### GIVEN EXERCISE
Transcribe all of the material exactly, except for its pictures.

** begin **

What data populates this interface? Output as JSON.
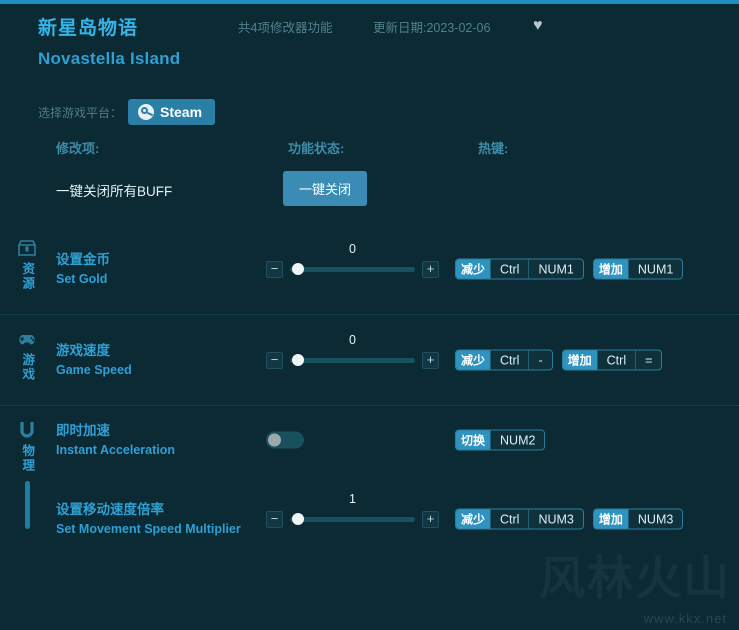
{
  "header": {
    "title_cn": "新星岛物语",
    "title_en": "Novastella Island",
    "feature_count": "共4项修改器功能",
    "update_date": "更新日期:2023-02-06",
    "favorite_icon": "♥"
  },
  "platform": {
    "label": "选择游戏平台：",
    "selected": "Steam"
  },
  "columns": {
    "item": "修改项:",
    "status": "功能状态:",
    "hotkey": "热键:"
  },
  "close_all": {
    "label": "一键关闭所有BUFF",
    "button": "一键关闭"
  },
  "sections": [
    {
      "category_cn": "资源",
      "icon": "chest-icon",
      "rows": [
        {
          "name_cn": "设置金币",
          "name_en": "Set Gold",
          "control": "slider",
          "value": "0",
          "minus": "−",
          "plus": "+",
          "hotkeys": [
            {
              "label": "减少",
              "keys": [
                "Ctrl",
                "NUM1"
              ]
            },
            {
              "label": "增加",
              "keys": [
                "NUM1"
              ]
            }
          ]
        }
      ]
    },
    {
      "category_cn": "游戏",
      "icon": "gamepad-icon",
      "rows": [
        {
          "name_cn": "游戏速度",
          "name_en": "Game Speed",
          "control": "slider",
          "value": "0",
          "minus": "−",
          "plus": "+",
          "hotkeys": [
            {
              "label": "减少",
              "keys": [
                "Ctrl",
                "-"
              ]
            },
            {
              "label": "增加",
              "keys": [
                "Ctrl",
                "="
              ]
            }
          ]
        }
      ]
    },
    {
      "category_cn": "物理",
      "icon": "magnet-icon",
      "rows": [
        {
          "name_cn": "即时加速",
          "name_en": "Instant Acceleration",
          "control": "toggle",
          "toggle_on": false,
          "hotkeys": [
            {
              "label": "切换",
              "keys": [
                "NUM2"
              ]
            }
          ]
        },
        {
          "name_cn": "设置移动速度倍率",
          "name_en": "Set Movement Speed Multiplier",
          "control": "slider",
          "value": "1",
          "minus": "−",
          "plus": "+",
          "hotkeys": [
            {
              "label": "减少",
              "keys": [
                "Ctrl",
                "NUM3"
              ]
            },
            {
              "label": "增加",
              "keys": [
                "NUM3"
              ]
            }
          ]
        }
      ]
    }
  ],
  "watermark": {
    "logo": "风林火山",
    "url": "www.kkx.net"
  },
  "colors": {
    "background": "#0b2a33",
    "accent": "#2f93bf",
    "title": "#35b4e8",
    "muted": "#51808e"
  }
}
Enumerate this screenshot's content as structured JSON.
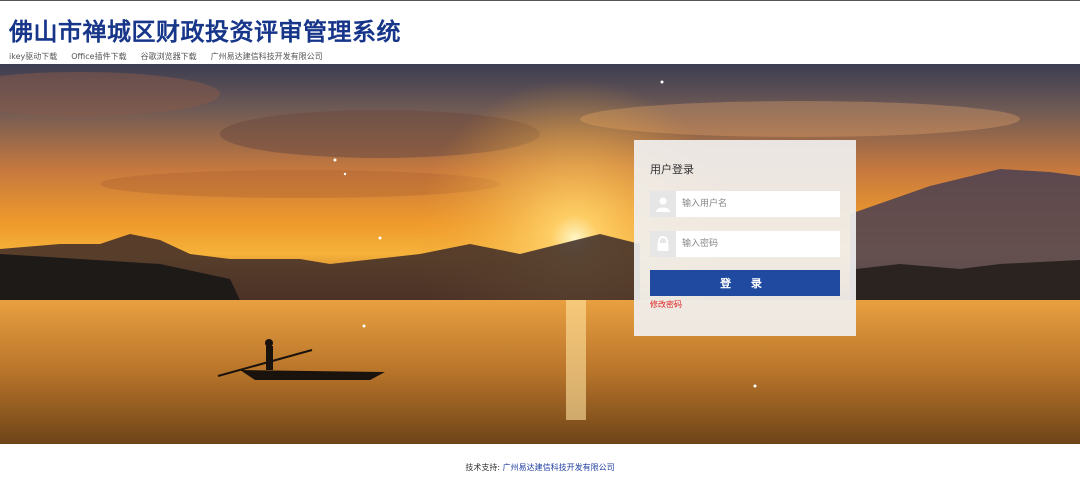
{
  "header": {
    "title": "佛山市禅城区财政投资评审管理系统",
    "links": [
      "ikey驱动下载",
      "Office插件下载",
      "谷歌浏览器下载",
      "广州易达建信科技开发有限公司"
    ]
  },
  "login": {
    "title": "用户登录",
    "username_placeholder": "输入用户名",
    "password_placeholder": "输入密码",
    "submit_label": "登 录",
    "change_password": "修改密码"
  },
  "footer": {
    "label": "技术支持:",
    "company": "广州易达建信科技开发有限公司"
  },
  "colors": {
    "brand": "#17368a",
    "button": "#1f4aa0",
    "warning": "#dd2222"
  }
}
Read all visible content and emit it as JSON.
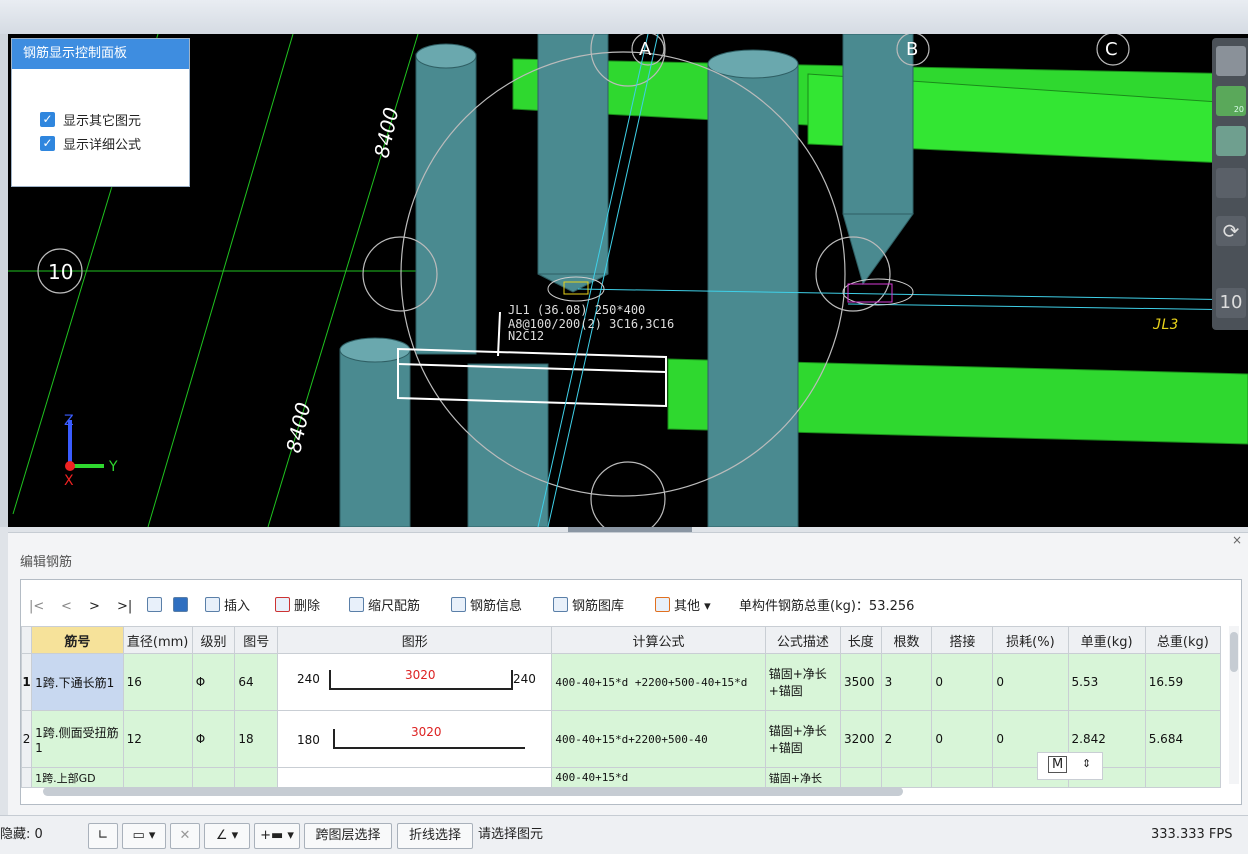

** end **

### RESULT
What data populates this interface? Output as JSON.
{
  "header": {
    "title_cn": "新星岛物语",
    "title_en": "Novastella Island",
    "feature_count": "共4项修改器功能",
    "update_date": "更新日期:2023-02-06",
    "favorite_icon": "♥"
  },
  "platform": {
    "label": "选择游戏平台：",
    "selected": "Steam"
  },
  "columns": {
    "item": "修改项:",
    "status": "功能状态:",
    "hotkey": "热键:"
  },
  "close_all": {
    "label": "一键关闭所有BUFF",
    "button": "一键关闭"
  },
  "sections": [
    {
      "category_cn": "资源",
      "icon": "chest-icon",
      "rows": [
        {
          "name_cn": "设置金币",
          "name_en": "Set Gold",
          "control": "slider",
          "value": "0",
          "minus": "−",
          "plus": "+",
          "hotkeys": [
            {
              "label": "减少",
              "keys": [
                "Ctrl",
                "NUM1"
              ]
            },
            {
              "label": "增加",
              "keys": [
                "NUM1"
              ]
            }
          ]
        }
      ]
    },
    {
      "category_cn": "游戏",
      "icon": "gamepad-icon",
      "rows": [
        {
          "name_cn": "游戏速度",
          "name_en": "Game Speed",
          "control": "slider",
          "value": "0",
          "minus": "−",
          "plus": "+",
          "hotkeys": [
            {
              "label": "减少",
              "keys": [
                "Ctrl",
                "-"
              ]
            },
            {
              "label": "增加",
              "keys": [
                "Ctrl",
                "="
              ]
            }
          ]
        }
      ]
    },
    {
      "category_cn": "物理",
      "icon": "magnet-icon",
      "rows": [
        {
          "name_cn": "即时加速",
          "name_en": "Instant Acceleration",
          "control": "toggle",
          "toggle_on": false,
          "hotkeys": [
            {
              "label": "切换",
              "keys": [
                "NUM2"
              ]
            }
          ]
        },
        {
          "name_cn": "设置移动速度倍率",
          "name_en": "Set Movement Speed Multiplier",
          "control": "slider",
          "value": "1",
          "minus": "−",
          "plus": "+",
          "hotkeys": [
            {
              "label": "减少",
              "keys": [
                "Ctrl",
                "NUM3"
              ]
            },
            {
              "label": "增加",
              "keys": [
                "NUM3"
              ]
            }
          ]
        }
      ]
    }
  ],
  "watermark": {
    "logo": "风林火山",
    "url": "www.kkx.net"
  },
  "colors": {
    "background": "#0b2a33",
    "accent": "#2f93bf",
    "title": "#35b4e8",
    "muted": "#51808e"
  }
}
Enumerate this screenshot's content as structured JSON.
{
  "header": {
    "title": "佛山市禅城区财政投资评审管理系统",
    "links": [
      "ikey驱动下载",
      "Office插件下载",
      "谷歌浏览器下载",
      "广州易达建信科技开发有限公司"
    ]
  },
  "login": {
    "title": "用户登录",
    "username_placeholder": "输入用户名",
    "password_placeholder": "输入密码",
    "submit_label": "登 录",
    "change_password": "修改密码"
  },
  "footer": {
    "label": "技术支持:",
    "company": "广州易达建信科技开发有限公司"
  },
  "colors": {
    "brand": "#17368a",
    "button": "#1f4aa0",
    "warning": "#dd2222"
  }
}
Read all visible content and emit it as JSON.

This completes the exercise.